■ **Exercise goal**
Set down the material below word for word, excluding the pictures.

■ **Source records**
:::
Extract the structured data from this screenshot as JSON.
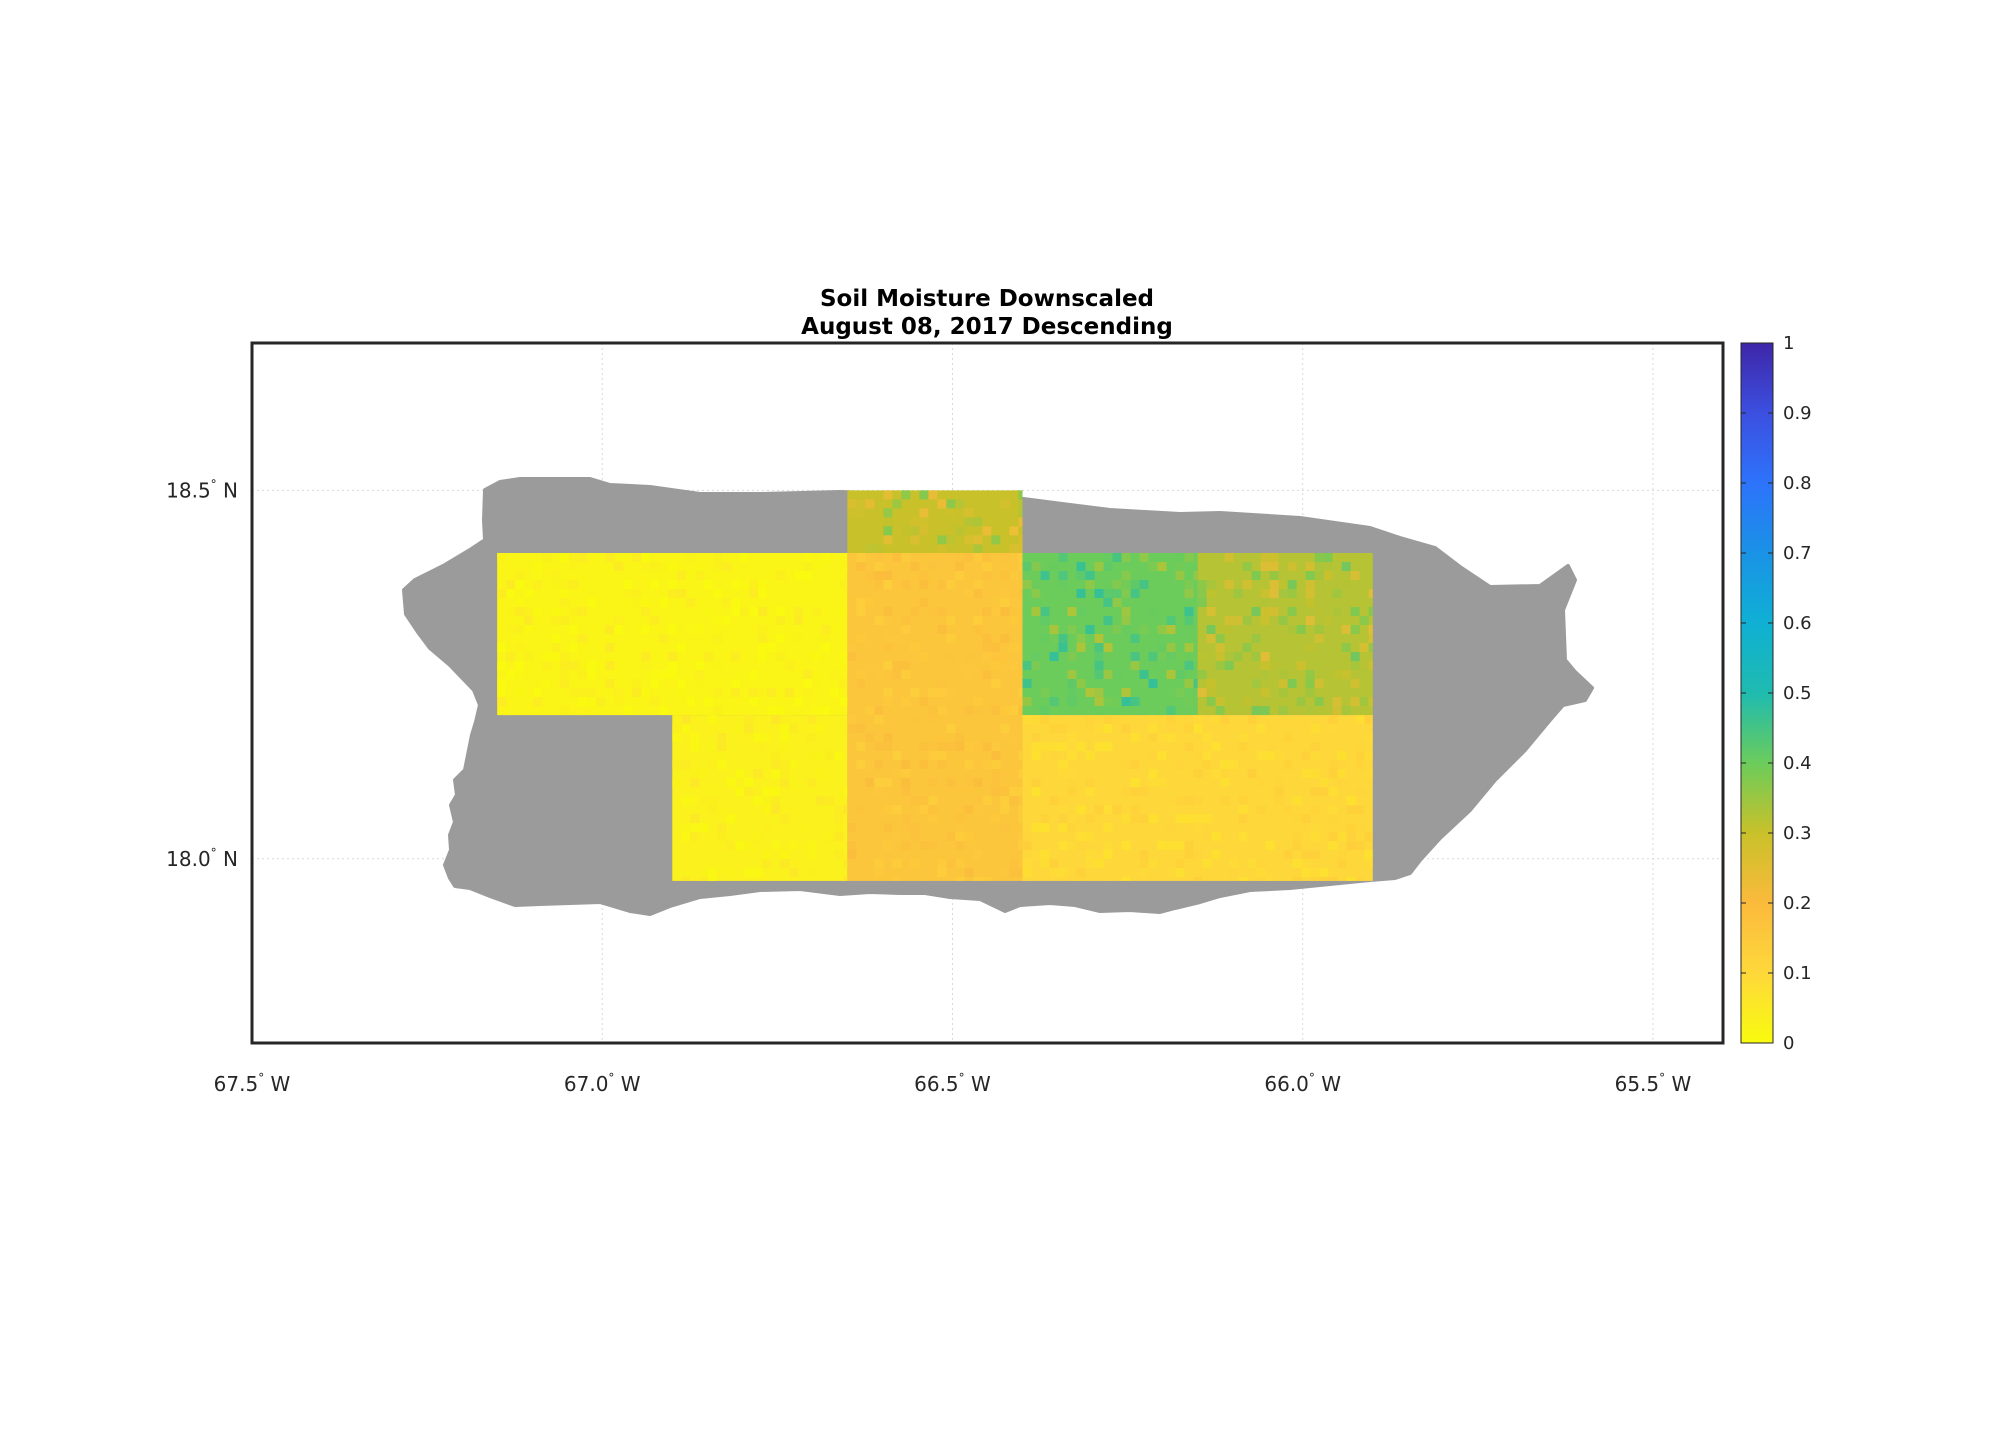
{
  "title": "Soil Moisture Downscaled",
  "subtitle": "August 08, 2017 Descending",
  "map": {
    "lon_range": [
      -67.5,
      -65.4
    ],
    "lat_range": [
      17.75,
      18.7
    ],
    "lon_ticks": [
      {
        "value": -67.5,
        "num": "67.5",
        "deg": "°",
        "hemi": "W"
      },
      {
        "value": -67.0,
        "num": "67.0",
        "deg": "°",
        "hemi": "W"
      },
      {
        "value": -66.5,
        "num": "66.5",
        "deg": "°",
        "hemi": "W"
      },
      {
        "value": -66.0,
        "num": "66.0",
        "deg": "°",
        "hemi": "W"
      },
      {
        "value": -65.5,
        "num": "65.5",
        "deg": "°",
        "hemi": "W"
      }
    ],
    "lat_ticks": [
      {
        "value": 18.5,
        "num": "18.5",
        "deg": "°",
        "hemi": "N"
      },
      {
        "value": 18.0,
        "num": "18.0",
        "deg": "°",
        "hemi": "N"
      }
    ],
    "grid": true,
    "land_color": "#9b9b9b",
    "frame_color": "#262626",
    "grid_color": "#d9d9d9"
  },
  "colorbar": {
    "min": 0,
    "max": 1,
    "ticks": [
      "0",
      "0.1",
      "0.2",
      "0.3",
      "0.4",
      "0.5",
      "0.6",
      "0.7",
      "0.8",
      "0.9",
      "1"
    ],
    "colormap": "parula"
  },
  "chart_data": {
    "type": "heatmap",
    "variable": "soil moisture",
    "swaths": [
      {
        "lon": [
          -67.15,
          -66.65
        ],
        "lat": [
          18.195,
          18.415
        ],
        "value": 0.02
      },
      {
        "lon": [
          -66.9,
          -66.65
        ],
        "lat": [
          17.97,
          18.195
        ],
        "value": 0.03
      },
      {
        "lon": [
          -66.65,
          -66.4
        ],
        "lat": [
          17.97,
          18.415
        ],
        "value": 0.16
      },
      {
        "lon": [
          -66.65,
          -66.4
        ],
        "lat": [
          18.415,
          18.5
        ],
        "value": 0.3
      },
      {
        "lon": [
          -66.4,
          -66.15
        ],
        "lat": [
          18.195,
          18.415
        ],
        "value": 0.4
      },
      {
        "lon": [
          -66.15,
          -65.9
        ],
        "lat": [
          18.195,
          18.415
        ],
        "value": 0.32
      },
      {
        "lon": [
          -66.4,
          -65.9
        ],
        "lat": [
          17.97,
          18.195
        ],
        "value": 0.1
      }
    ]
  }
}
:::
■ **Answer below**
Extract the structured data from this screenshot as JSON.
{
  "title": "Soil Moisture Downscaled",
  "subtitle": "August 08, 2017 Descending",
  "map": {
    "lon_range": [
      -67.5,
      -65.4
    ],
    "lat_range": [
      17.75,
      18.7
    ],
    "lon_ticks": [
      {
        "value": -67.5,
        "num": "67.5",
        "deg": "°",
        "hemi": "W"
      },
      {
        "value": -67.0,
        "num": "67.0",
        "deg": "°",
        "hemi": "W"
      },
      {
        "value": -66.5,
        "num": "66.5",
        "deg": "°",
        "hemi": "W"
      },
      {
        "value": -66.0,
        "num": "66.0",
        "deg": "°",
        "hemi": "W"
      },
      {
        "value": -65.5,
        "num": "65.5",
        "deg": "°",
        "hemi": "W"
      }
    ],
    "lat_ticks": [
      {
        "value": 18.5,
        "num": "18.5",
        "deg": "°",
        "hemi": "N"
      },
      {
        "value": 18.0,
        "num": "18.0",
        "deg": "°",
        "hemi": "N"
      }
    ],
    "grid": true,
    "land_color": "#9b9b9b",
    "frame_color": "#262626",
    "grid_color": "#d9d9d9"
  },
  "colorbar": {
    "min": 0,
    "max": 1,
    "ticks": [
      "0",
      "0.1",
      "0.2",
      "0.3",
      "0.4",
      "0.5",
      "0.6",
      "0.7",
      "0.8",
      "0.9",
      "1"
    ],
    "colormap": "parula"
  },
  "chart_data": {
    "type": "heatmap",
    "variable": "soil moisture",
    "swaths": [
      {
        "lon": [
          -67.15,
          -66.65
        ],
        "lat": [
          18.195,
          18.415
        ],
        "value": 0.02
      },
      {
        "lon": [
          -66.9,
          -66.65
        ],
        "lat": [
          17.97,
          18.195
        ],
        "value": 0.03
      },
      {
        "lon": [
          -66.65,
          -66.4
        ],
        "lat": [
          17.97,
          18.415
        ],
        "value": 0.16
      },
      {
        "lon": [
          -66.65,
          -66.4
        ],
        "lat": [
          18.415,
          18.5
        ],
        "value": 0.3
      },
      {
        "lon": [
          -66.4,
          -66.15
        ],
        "lat": [
          18.195,
          18.415
        ],
        "value": 0.4
      },
      {
        "lon": [
          -66.15,
          -65.9
        ],
        "lat": [
          18.195,
          18.415
        ],
        "value": 0.32
      },
      {
        "lon": [
          -66.4,
          -65.9
        ],
        "lat": [
          17.97,
          18.195
        ],
        "value": 0.1
      }
    ]
  }
}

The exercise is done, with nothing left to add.